EXERCISE SET -
A: Retype the grid pathfinding text starting with "Cells must be" and going on through "immediately upon enqueueing.".
B: In the grid pathfinding text, at what point should a cell be marked as visited?

DOCUMENT SECTION -
★ ★ ★ ★ ★ ★ ★
This problem allows diagonal movement, so all 8 directions must be explored: up, down, left, right, and the four diagonals. Using only the standard 4-directional movement leads to longer paths or failure to find a path that exists through diagonal moves.
Cells must be marked as visited when they are added to the queue, not when they are dequeued. Marking upon dequeue allows the same cell to be added multiple times from different neighbors, causing incorrect path lengths and memory issues. Always mark visited immediately upon enqueueing.
★ ★ ★ ★ ★ ★ ★
RECORDED DATA -
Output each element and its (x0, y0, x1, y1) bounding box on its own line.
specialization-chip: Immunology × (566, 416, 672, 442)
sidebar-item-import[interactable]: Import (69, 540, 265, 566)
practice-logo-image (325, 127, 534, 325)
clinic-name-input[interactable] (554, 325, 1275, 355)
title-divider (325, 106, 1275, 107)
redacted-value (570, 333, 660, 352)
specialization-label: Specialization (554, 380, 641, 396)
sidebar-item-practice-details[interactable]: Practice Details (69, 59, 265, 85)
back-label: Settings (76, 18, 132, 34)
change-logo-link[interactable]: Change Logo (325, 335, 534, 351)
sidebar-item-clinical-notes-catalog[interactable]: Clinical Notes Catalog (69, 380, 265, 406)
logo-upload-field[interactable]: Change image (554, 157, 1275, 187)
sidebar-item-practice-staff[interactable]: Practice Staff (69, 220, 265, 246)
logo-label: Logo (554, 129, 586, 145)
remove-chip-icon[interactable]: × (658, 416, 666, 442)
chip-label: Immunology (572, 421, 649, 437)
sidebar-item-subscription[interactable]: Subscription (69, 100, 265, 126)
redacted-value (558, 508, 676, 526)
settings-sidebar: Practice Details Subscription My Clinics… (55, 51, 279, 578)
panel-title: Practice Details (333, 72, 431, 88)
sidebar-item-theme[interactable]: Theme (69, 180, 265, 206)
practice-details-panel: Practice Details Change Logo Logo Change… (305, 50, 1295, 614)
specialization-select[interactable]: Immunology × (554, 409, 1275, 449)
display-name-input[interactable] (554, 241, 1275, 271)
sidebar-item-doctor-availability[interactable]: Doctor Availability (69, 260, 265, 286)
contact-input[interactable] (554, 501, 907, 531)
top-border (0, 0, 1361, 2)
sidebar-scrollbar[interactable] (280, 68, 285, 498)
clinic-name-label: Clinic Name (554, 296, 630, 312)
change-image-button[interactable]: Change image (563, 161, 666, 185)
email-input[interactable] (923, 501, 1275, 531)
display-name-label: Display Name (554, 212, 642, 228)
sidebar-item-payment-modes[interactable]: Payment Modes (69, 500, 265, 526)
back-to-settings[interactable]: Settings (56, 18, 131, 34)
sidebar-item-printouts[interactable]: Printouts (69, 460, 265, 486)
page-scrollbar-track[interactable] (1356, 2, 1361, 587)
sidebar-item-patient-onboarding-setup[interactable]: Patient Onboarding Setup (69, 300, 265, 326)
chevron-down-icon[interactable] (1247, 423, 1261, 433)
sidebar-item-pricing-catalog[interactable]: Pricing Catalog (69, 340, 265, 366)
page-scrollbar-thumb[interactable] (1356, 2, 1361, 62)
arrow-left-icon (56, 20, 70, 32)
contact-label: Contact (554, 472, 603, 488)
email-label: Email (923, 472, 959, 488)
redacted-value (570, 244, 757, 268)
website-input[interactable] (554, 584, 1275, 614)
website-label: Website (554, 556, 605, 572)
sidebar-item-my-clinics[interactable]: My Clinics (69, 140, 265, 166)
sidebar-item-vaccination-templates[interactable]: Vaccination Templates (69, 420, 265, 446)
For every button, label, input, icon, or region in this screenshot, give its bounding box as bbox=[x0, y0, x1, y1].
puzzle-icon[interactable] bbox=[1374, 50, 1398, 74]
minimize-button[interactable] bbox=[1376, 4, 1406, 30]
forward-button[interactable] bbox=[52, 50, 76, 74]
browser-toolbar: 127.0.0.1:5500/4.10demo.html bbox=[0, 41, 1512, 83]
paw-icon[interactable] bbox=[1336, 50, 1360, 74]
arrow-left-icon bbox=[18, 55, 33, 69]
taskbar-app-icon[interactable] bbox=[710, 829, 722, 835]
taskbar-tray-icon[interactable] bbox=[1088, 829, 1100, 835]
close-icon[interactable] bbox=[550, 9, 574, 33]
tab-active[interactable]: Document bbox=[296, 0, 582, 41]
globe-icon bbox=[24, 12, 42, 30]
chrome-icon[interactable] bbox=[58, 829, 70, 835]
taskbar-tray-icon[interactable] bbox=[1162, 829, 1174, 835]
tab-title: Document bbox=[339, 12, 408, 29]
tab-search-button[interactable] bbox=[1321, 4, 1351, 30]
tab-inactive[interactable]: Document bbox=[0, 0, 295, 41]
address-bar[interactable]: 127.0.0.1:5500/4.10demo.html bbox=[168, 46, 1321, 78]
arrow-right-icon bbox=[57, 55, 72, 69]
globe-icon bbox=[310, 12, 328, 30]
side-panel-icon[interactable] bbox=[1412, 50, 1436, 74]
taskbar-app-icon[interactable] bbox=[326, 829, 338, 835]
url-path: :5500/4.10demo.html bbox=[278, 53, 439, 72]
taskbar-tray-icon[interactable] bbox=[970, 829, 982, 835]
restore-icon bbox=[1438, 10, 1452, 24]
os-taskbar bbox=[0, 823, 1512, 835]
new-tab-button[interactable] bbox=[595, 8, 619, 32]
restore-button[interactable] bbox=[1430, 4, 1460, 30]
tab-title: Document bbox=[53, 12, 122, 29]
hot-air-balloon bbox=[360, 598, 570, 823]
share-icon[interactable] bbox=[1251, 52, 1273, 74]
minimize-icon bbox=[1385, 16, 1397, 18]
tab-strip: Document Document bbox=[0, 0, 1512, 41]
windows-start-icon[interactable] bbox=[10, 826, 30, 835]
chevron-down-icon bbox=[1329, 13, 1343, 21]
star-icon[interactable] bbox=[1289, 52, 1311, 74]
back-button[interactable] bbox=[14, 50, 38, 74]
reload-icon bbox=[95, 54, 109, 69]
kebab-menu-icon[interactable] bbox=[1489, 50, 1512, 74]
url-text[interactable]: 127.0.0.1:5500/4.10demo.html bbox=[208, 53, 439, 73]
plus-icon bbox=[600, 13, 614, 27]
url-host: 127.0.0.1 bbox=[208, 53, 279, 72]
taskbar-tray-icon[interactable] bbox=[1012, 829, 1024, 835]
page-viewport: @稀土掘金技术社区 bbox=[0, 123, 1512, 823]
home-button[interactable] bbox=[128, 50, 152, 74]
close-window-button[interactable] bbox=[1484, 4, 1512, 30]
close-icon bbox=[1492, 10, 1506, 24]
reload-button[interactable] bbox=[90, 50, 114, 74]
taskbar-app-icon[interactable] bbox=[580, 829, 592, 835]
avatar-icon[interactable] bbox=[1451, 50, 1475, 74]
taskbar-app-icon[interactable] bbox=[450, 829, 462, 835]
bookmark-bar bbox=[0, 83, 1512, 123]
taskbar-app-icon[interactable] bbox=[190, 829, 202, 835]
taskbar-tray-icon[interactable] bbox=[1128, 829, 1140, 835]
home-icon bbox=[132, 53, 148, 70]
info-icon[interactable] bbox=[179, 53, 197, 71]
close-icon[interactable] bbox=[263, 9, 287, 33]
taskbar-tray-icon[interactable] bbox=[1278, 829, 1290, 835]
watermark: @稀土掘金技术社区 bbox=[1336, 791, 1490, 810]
★ ★ ★ ★ ★ ★ ★
PER-TASK ANSWERS -
A:
Cells must be marked as visited when they are added to the queue, not when they are dequeued. Marking upon dequeue allows the same cell to be added multiple times from different neighbors, causing incorrect path lengths and memory issues. Always mark visited immediately upon enqueueing.

B: When it is added to the queue, not when it is dequeued.